TASK DIRECTIONS - Copy out all of the material below word for word, leaving out the pictures.

ENTRIES PROVIDED -

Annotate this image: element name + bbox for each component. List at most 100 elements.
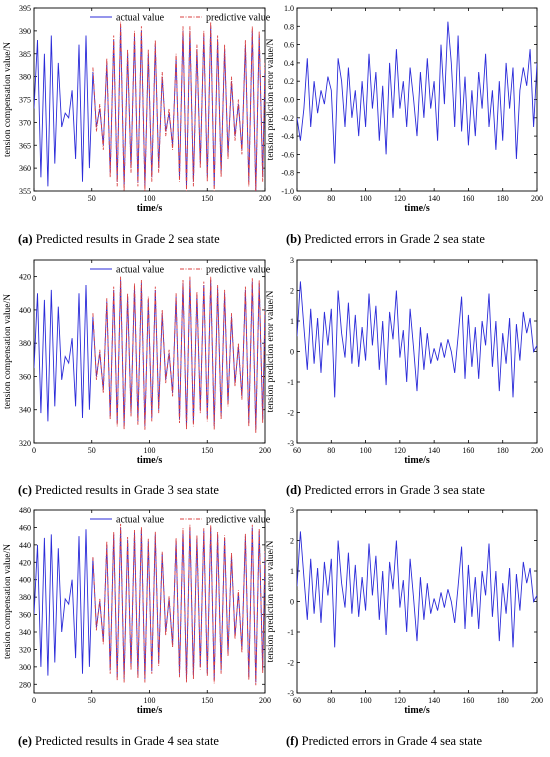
y-tick-label: -1 bbox=[287, 628, 294, 637]
y-axis-label: tension prediction error value/N bbox=[266, 291, 276, 413]
x-axis-label: time/s bbox=[404, 705, 430, 716]
x-axis-label: time/s bbox=[137, 455, 163, 466]
x-tick-label: 120 bbox=[394, 446, 406, 455]
x-tick-label: 100 bbox=[144, 194, 156, 203]
y-tick-label: 1.0 bbox=[284, 4, 294, 13]
y-tick-label: 360 bbox=[19, 372, 31, 381]
series-line-actual-value bbox=[34, 527, 265, 683]
y-tick-label: 0.4 bbox=[284, 59, 294, 68]
x-tick-label: 150 bbox=[201, 696, 213, 705]
x-tick-label: 140 bbox=[428, 446, 440, 455]
x-tick-label: 180 bbox=[497, 446, 509, 455]
x-tick-label: 60 bbox=[293, 194, 301, 203]
y-tick-label: -0.2 bbox=[281, 114, 294, 123]
x-tick-label: 160 bbox=[462, 696, 474, 705]
x-tick-label: 50 bbox=[88, 696, 96, 705]
x-tick-label: 100 bbox=[360, 696, 372, 705]
y-tick-label: 0.6 bbox=[284, 41, 294, 50]
x-tick-label: 140 bbox=[428, 696, 440, 705]
x-tick-label: 100 bbox=[360, 194, 372, 203]
x-tick-label: 200 bbox=[259, 194, 271, 203]
x-tick-label: 120 bbox=[394, 194, 406, 203]
y-tick-label: 0.0 bbox=[284, 96, 294, 105]
y-tick-label: 420 bbox=[19, 558, 31, 567]
chart-panel-e: 0 50 100 150 200 280 300 320 340 360 380 400 420 440 4… bbox=[3, 506, 271, 716]
y-tick-label: 1 bbox=[290, 317, 294, 326]
y-tick-label: 320 bbox=[19, 645, 31, 654]
y-tick-label: 3 bbox=[290, 256, 294, 265]
x-tick-label: 80 bbox=[327, 194, 335, 203]
y-tick-label: 400 bbox=[19, 576, 31, 585]
x-tick-label: 120 bbox=[394, 696, 406, 705]
y-tick-label: -0.4 bbox=[281, 132, 294, 141]
y-tick-label: 440 bbox=[19, 541, 31, 550]
series-line-error bbox=[297, 21, 537, 164]
y-tick-label: 380 bbox=[19, 339, 31, 348]
y-tick-label: 360 bbox=[19, 611, 31, 620]
y-tick-label: 395 bbox=[19, 4, 31, 13]
x-tick-label: 100 bbox=[144, 696, 156, 705]
y-tick-label: -2 bbox=[287, 409, 294, 418]
y-tick-label: 2 bbox=[290, 537, 294, 546]
caption-e: (e) Predicted results in Grade 4 sea sta… bbox=[18, 734, 219, 748]
y-tick-label: 380 bbox=[19, 73, 31, 82]
y-tick-label: 3 bbox=[290, 506, 294, 515]
y-tick-label: -1.0 bbox=[281, 187, 294, 196]
x-tick-label: 200 bbox=[259, 696, 271, 705]
y-tick-label: 390 bbox=[19, 27, 31, 36]
series-line-predictive-value bbox=[92, 21, 265, 191]
x-tick-label: 160 bbox=[462, 194, 474, 203]
y-tick-label: -1 bbox=[287, 378, 294, 387]
x-tick-label: 60 bbox=[293, 446, 301, 455]
chart-panel-f: 60 80 100 120 140 160 180 200 -3 -2 -1 0 1 2 3 time/s te… bbox=[266, 506, 543, 716]
caption-a: (a) Predicted results in Grade 2 sea sta… bbox=[18, 232, 220, 246]
y-tick-label: 460 bbox=[19, 523, 31, 532]
y-tick-label: 340 bbox=[19, 628, 31, 637]
x-axis-label: time/s bbox=[137, 203, 163, 214]
y-tick-label: 340 bbox=[19, 406, 31, 415]
y-tick-label: 385 bbox=[19, 50, 31, 59]
series-line-predictive-value bbox=[92, 523, 265, 686]
x-tick-label: 150 bbox=[201, 194, 213, 203]
series-line-error bbox=[297, 281, 537, 398]
legend-label: predictive value bbox=[206, 265, 271, 276]
x-tick-label: 160 bbox=[462, 446, 474, 455]
legend-label: actual value bbox=[116, 265, 165, 276]
x-tick-label: 80 bbox=[327, 446, 335, 455]
y-tick-label: 420 bbox=[19, 273, 31, 282]
y-tick-label: 0 bbox=[290, 348, 294, 357]
x-tick-label: 0 bbox=[32, 446, 36, 455]
x-tick-label: 150 bbox=[201, 446, 213, 455]
chart-panel-a: 0 50 100 150 200 355 360 365 370 375 380 385 390 395 t… bbox=[3, 4, 271, 214]
chart-panel-b: 60 80 100 120 140 160 180 200 -1.0 -0.8 -0.6 -0.4 -0… bbox=[266, 4, 543, 214]
x-tick-label: 50 bbox=[88, 446, 96, 455]
y-tick-label: 2 bbox=[290, 287, 294, 296]
x-axis-label: time/s bbox=[404, 203, 430, 214]
x-tick-label: 200 bbox=[259, 446, 271, 455]
y-tick-label: 0.2 bbox=[284, 77, 294, 86]
y-axis-label: tension compensation value/N bbox=[3, 294, 13, 409]
x-tick-label: 0 bbox=[32, 194, 36, 203]
x-tick-label: 60 bbox=[293, 696, 301, 705]
y-tick-label: -2 bbox=[287, 659, 294, 668]
caption-f: (f) Predicted errors in Grade 4 sea stat… bbox=[286, 734, 483, 748]
y-tick-label: 0.8 bbox=[284, 22, 294, 31]
x-axis-label: time/s bbox=[404, 455, 430, 466]
x-tick-label: 140 bbox=[428, 194, 440, 203]
y-axis-label: tension compensation value/N bbox=[3, 42, 13, 157]
y-tick-label: 375 bbox=[19, 96, 31, 105]
x-tick-label: 200 bbox=[531, 446, 543, 455]
y-tick-label: -0.6 bbox=[281, 150, 294, 159]
x-tick-label: 100 bbox=[360, 446, 372, 455]
y-tick-label: -3 bbox=[287, 439, 294, 448]
chart-panel-c: 0 50 100 150 200 320 340 360 380 400 420 time/s tens… bbox=[3, 259, 271, 466]
y-tick-label: -3 bbox=[287, 689, 294, 698]
series-line-predictive-value bbox=[92, 276, 265, 434]
legend-label: actual value bbox=[116, 13, 165, 24]
x-tick-label: 0 bbox=[32, 696, 36, 705]
series-line-error bbox=[297, 531, 537, 648]
y-tick-label: 355 bbox=[19, 187, 31, 196]
x-tick-label: 200 bbox=[531, 194, 543, 203]
chart-panel-d: 60 80 100 120 140 160 180 200 -3 -2 -1 0 1 2 3 time/s te… bbox=[266, 256, 543, 466]
y-tick-label: 400 bbox=[19, 306, 31, 315]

COMPLETED EXERCISE -
Annotate this image: element name + bbox for each component. List at most 100 elements.
y-tick-label: -1 bbox=[287, 628, 294, 637]
y-axis-label: tension prediction error value/N bbox=[266, 291, 276, 413]
x-axis-label: time/s bbox=[404, 705, 430, 716]
x-axis-label: time/s bbox=[137, 455, 163, 466]
x-tick-label: 120 bbox=[394, 446, 406, 455]
x-tick-label: 100 bbox=[144, 194, 156, 203]
y-tick-label: 1.0 bbox=[284, 4, 294, 13]
y-tick-label: 360 bbox=[19, 372, 31, 381]
series-line-actual-value bbox=[34, 527, 265, 683]
y-tick-label: 0.4 bbox=[284, 59, 294, 68]
x-tick-label: 150 bbox=[201, 696, 213, 705]
x-tick-label: 140 bbox=[428, 446, 440, 455]
x-tick-label: 180 bbox=[497, 446, 509, 455]
x-tick-label: 60 bbox=[293, 194, 301, 203]
y-tick-label: -0.2 bbox=[281, 114, 294, 123]
x-tick-label: 160 bbox=[462, 696, 474, 705]
x-tick-label: 50 bbox=[88, 696, 96, 705]
x-tick-label: 100 bbox=[360, 696, 372, 705]
y-tick-label: 0.6 bbox=[284, 41, 294, 50]
x-tick-label: 140 bbox=[428, 696, 440, 705]
x-tick-label: 100 bbox=[360, 194, 372, 203]
x-tick-label: 200 bbox=[259, 194, 271, 203]
x-tick-label: 120 bbox=[394, 194, 406, 203]
y-tick-label: 0.0 bbox=[284, 96, 294, 105]
y-tick-label: 420 bbox=[19, 558, 31, 567]
chart-panel-e: 0 50 100 150 200 280 300 320 340 360 380 400 420 440 4… bbox=[3, 506, 271, 716]
y-tick-label: 1 bbox=[290, 317, 294, 326]
y-tick-label: 320 bbox=[19, 645, 31, 654]
y-tick-label: 3 bbox=[290, 256, 294, 265]
x-tick-label: 80 bbox=[327, 194, 335, 203]
y-tick-label: 400 bbox=[19, 576, 31, 585]
x-tick-label: 120 bbox=[394, 696, 406, 705]
y-tick-label: -0.4 bbox=[281, 132, 294, 141]
y-tick-label: 440 bbox=[19, 541, 31, 550]
series-line-error bbox=[297, 21, 537, 164]
y-tick-label: 380 bbox=[19, 339, 31, 348]
y-tick-label: 360 bbox=[19, 611, 31, 620]
y-tick-label: 395 bbox=[19, 4, 31, 13]
x-tick-label: 100 bbox=[144, 696, 156, 705]
y-tick-label: -2 bbox=[287, 409, 294, 418]
y-tick-label: 2 bbox=[290, 537, 294, 546]
caption-e: (e) Predicted results in Grade 4 sea sta… bbox=[18, 734, 219, 748]
y-tick-label: 380 bbox=[19, 73, 31, 82]
y-tick-label: 3 bbox=[290, 506, 294, 515]
y-tick-label: -1.0 bbox=[281, 187, 294, 196]
x-tick-label: 200 bbox=[259, 696, 271, 705]
y-tick-label: 390 bbox=[19, 27, 31, 36]
series-line-predictive-value bbox=[92, 21, 265, 191]
x-tick-label: 160 bbox=[462, 194, 474, 203]
y-tick-label: -1 bbox=[287, 378, 294, 387]
x-tick-label: 60 bbox=[293, 446, 301, 455]
chart-panel-f: 60 80 100 120 140 160 180 200 -3 -2 -1 0 1 2 3 time/s te… bbox=[266, 506, 543, 716]
caption-a: (a) Predicted results in Grade 2 sea sta… bbox=[18, 232, 220, 246]
y-tick-label: 460 bbox=[19, 523, 31, 532]
y-tick-label: 340 bbox=[19, 628, 31, 637]
x-axis-label: time/s bbox=[137, 203, 163, 214]
y-tick-label: 340 bbox=[19, 406, 31, 415]
y-tick-label: 385 bbox=[19, 50, 31, 59]
series-line-predictive-value bbox=[92, 523, 265, 686]
x-tick-label: 150 bbox=[201, 194, 213, 203]
series-line-error bbox=[297, 281, 537, 398]
legend-label: predictive value bbox=[206, 265, 271, 276]
x-tick-label: 160 bbox=[462, 446, 474, 455]
legend-label: actual value bbox=[116, 265, 165, 276]
x-tick-label: 80 bbox=[327, 446, 335, 455]
y-tick-label: 420 bbox=[19, 273, 31, 282]
y-tick-label: 0 bbox=[290, 348, 294, 357]
x-tick-label: 0 bbox=[32, 446, 36, 455]
x-tick-label: 150 bbox=[201, 446, 213, 455]
chart-panel-a: 0 50 100 150 200 355 360 365 370 375 380 385 390 395 t… bbox=[3, 4, 271, 214]
chart-panel-b: 60 80 100 120 140 160 180 200 -1.0 -0.8 -0.6 -0.4 -0… bbox=[266, 4, 543, 214]
x-tick-label: 50 bbox=[88, 446, 96, 455]
y-tick-label: 2 bbox=[290, 287, 294, 296]
x-axis-label: time/s bbox=[404, 203, 430, 214]
x-tick-label: 200 bbox=[259, 446, 271, 455]
y-tick-label: 0.2 bbox=[284, 77, 294, 86]
y-axis-label: tension compensation value/N bbox=[3, 294, 13, 409]
x-tick-label: 0 bbox=[32, 194, 36, 203]
x-tick-label: 60 bbox=[293, 696, 301, 705]
y-tick-label: -2 bbox=[287, 659, 294, 668]
caption-f: (f) Predicted errors in Grade 4 sea stat… bbox=[286, 734, 483, 748]
y-tick-label: 0.8 bbox=[284, 22, 294, 31]
x-axis-label: time/s bbox=[404, 455, 430, 466]
x-tick-label: 140 bbox=[428, 194, 440, 203]
y-axis-label: tension compensation value/N bbox=[3, 42, 13, 157]
y-tick-label: 375 bbox=[19, 96, 31, 105]
x-tick-label: 200 bbox=[531, 446, 543, 455]
y-tick-label: -0.6 bbox=[281, 150, 294, 159]
x-tick-label: 100 bbox=[360, 446, 372, 455]
y-tick-label: -3 bbox=[287, 439, 294, 448]
chart-panel-c: 0 50 100 150 200 320 340 360 380 400 420 time/s tens… bbox=[3, 259, 271, 466]
y-tick-label: -3 bbox=[287, 689, 294, 698]
series-line-predictive-value bbox=[92, 276, 265, 434]
legend-label: actual value bbox=[116, 13, 165, 24]
x-tick-label: 0 bbox=[32, 696, 36, 705]
series-line-error bbox=[297, 531, 537, 648]
y-tick-label: 355 bbox=[19, 187, 31, 196]
x-tick-label: 200 bbox=[531, 194, 543, 203]
chart-panel-d: 60 80 100 120 140 160 180 200 -3 -2 -1 0 1 2 3 time/s te… bbox=[266, 256, 543, 466]
y-tick-label: 400 bbox=[19, 306, 31, 315]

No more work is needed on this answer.